Dataset excerpt
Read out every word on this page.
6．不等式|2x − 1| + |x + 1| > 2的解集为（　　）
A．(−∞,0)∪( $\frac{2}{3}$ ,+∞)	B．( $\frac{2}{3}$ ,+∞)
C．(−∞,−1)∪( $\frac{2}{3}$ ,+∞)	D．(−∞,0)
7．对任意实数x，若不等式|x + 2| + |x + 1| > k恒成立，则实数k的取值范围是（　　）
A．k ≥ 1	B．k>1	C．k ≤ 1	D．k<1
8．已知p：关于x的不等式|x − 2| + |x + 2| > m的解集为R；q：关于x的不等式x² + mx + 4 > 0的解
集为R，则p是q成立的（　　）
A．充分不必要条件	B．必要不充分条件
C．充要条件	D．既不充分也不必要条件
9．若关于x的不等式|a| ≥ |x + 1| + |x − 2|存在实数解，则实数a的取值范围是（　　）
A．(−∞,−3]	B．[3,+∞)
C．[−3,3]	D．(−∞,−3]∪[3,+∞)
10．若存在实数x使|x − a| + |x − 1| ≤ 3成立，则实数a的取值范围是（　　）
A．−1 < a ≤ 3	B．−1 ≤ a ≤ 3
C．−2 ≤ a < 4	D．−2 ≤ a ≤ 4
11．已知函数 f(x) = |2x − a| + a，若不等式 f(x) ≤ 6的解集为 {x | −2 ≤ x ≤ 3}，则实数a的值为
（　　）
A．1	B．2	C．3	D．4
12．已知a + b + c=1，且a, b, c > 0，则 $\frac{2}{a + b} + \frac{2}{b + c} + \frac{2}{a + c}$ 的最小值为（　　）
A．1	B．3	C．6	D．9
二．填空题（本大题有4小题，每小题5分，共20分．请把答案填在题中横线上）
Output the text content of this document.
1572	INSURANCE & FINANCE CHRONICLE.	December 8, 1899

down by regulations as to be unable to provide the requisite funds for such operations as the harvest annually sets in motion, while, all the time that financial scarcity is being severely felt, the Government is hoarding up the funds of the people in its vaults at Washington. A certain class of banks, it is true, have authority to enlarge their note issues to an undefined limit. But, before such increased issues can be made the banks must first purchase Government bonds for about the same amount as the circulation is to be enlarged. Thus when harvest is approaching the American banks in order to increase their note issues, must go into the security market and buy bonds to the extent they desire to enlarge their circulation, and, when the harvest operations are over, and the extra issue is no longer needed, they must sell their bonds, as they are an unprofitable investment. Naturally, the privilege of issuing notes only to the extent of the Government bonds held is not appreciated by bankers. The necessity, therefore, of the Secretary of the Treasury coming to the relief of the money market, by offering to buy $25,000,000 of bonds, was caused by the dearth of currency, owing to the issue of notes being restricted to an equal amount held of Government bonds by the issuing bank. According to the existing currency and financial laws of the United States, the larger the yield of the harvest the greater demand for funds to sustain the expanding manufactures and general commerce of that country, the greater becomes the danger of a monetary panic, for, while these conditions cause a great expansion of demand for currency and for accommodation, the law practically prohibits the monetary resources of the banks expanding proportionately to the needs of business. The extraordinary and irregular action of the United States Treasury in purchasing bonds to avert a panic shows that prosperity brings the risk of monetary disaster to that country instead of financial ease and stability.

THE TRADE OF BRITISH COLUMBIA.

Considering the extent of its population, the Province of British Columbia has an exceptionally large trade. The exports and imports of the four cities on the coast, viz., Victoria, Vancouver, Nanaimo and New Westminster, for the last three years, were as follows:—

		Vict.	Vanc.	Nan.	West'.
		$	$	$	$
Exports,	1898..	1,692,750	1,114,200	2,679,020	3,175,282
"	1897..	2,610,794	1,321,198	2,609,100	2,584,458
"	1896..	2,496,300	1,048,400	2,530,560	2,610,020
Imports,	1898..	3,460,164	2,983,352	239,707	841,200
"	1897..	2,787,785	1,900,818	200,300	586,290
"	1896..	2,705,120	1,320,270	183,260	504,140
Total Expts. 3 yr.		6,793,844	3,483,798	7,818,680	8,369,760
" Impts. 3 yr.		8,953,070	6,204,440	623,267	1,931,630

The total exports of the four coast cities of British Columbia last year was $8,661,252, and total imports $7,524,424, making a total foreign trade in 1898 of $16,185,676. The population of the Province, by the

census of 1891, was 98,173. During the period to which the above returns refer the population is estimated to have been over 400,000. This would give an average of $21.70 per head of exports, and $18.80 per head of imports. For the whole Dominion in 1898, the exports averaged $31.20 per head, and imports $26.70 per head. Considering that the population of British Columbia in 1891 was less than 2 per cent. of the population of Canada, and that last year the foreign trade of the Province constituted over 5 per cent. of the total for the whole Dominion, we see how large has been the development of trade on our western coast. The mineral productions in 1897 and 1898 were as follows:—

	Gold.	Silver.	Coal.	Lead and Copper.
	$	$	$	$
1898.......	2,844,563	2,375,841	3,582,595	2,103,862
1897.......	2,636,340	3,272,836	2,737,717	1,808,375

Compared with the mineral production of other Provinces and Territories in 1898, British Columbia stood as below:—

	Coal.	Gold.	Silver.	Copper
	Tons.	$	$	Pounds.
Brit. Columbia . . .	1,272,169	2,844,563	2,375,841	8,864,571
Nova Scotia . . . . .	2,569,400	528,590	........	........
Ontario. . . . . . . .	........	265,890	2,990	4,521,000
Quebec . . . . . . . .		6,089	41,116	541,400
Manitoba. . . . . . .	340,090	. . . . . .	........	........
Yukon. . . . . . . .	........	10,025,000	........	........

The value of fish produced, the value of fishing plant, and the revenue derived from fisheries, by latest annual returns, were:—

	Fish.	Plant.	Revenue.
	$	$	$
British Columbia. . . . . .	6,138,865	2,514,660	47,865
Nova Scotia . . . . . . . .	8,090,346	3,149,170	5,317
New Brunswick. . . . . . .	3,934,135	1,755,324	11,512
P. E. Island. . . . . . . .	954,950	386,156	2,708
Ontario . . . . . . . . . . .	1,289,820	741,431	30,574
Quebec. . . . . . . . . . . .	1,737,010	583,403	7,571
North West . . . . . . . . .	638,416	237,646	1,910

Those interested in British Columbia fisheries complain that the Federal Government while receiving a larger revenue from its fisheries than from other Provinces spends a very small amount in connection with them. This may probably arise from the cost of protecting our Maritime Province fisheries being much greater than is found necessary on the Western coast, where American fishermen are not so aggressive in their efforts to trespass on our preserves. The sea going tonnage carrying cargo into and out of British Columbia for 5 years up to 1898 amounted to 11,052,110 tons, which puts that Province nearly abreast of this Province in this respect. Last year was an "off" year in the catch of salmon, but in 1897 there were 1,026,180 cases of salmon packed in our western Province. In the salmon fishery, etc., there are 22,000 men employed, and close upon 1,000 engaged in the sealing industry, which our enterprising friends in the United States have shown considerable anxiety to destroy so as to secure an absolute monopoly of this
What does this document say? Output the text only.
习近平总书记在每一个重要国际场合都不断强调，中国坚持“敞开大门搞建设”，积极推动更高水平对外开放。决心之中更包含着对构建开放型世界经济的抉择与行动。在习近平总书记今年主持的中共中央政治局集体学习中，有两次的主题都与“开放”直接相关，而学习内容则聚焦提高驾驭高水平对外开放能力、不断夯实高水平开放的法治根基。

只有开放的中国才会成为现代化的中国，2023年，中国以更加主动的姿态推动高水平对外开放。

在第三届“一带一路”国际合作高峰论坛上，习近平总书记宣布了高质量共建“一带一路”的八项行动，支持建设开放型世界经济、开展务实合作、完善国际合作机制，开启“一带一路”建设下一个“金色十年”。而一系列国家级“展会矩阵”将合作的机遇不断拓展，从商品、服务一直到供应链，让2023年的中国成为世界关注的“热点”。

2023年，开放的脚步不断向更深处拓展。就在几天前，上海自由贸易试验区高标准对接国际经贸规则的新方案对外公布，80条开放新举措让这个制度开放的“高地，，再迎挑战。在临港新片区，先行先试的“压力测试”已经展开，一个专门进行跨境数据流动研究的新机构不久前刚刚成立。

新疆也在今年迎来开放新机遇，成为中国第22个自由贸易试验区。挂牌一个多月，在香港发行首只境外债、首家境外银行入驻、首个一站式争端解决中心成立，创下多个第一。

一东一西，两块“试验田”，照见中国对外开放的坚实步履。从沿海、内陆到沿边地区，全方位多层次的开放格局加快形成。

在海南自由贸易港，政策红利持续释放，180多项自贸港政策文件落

• _Aim of the exercise_
Pull out every line in the material above where "foreign" occurs.

• _Problem solution_
The total exports of the four coast cities of British Columbia last year was $8,661,252, and total imports $7,524,424, making a total foreign trade in 1898 of $16,185,676. The population of the Province, by the
census of 1891, was 98,173. During the period to which the above returns refer the population is estimated to have been over 400,000. This would give an average of $21.70 per head of exports, and $18.80 per head of imports. For the whole Dominion in 1898, the exports averaged $31.20 per head, and imports $26.70 per head. Considering that the population of British Columbia in 1891 was less than 2 per cent. of the population of Canada, and that last year the foreign trade of the Province constituted over 5 per cent. of the total for the whole Dominion, we see how large has been the development of trade on our western coast. The mineral productions in 1897 and 1898 were as follows:—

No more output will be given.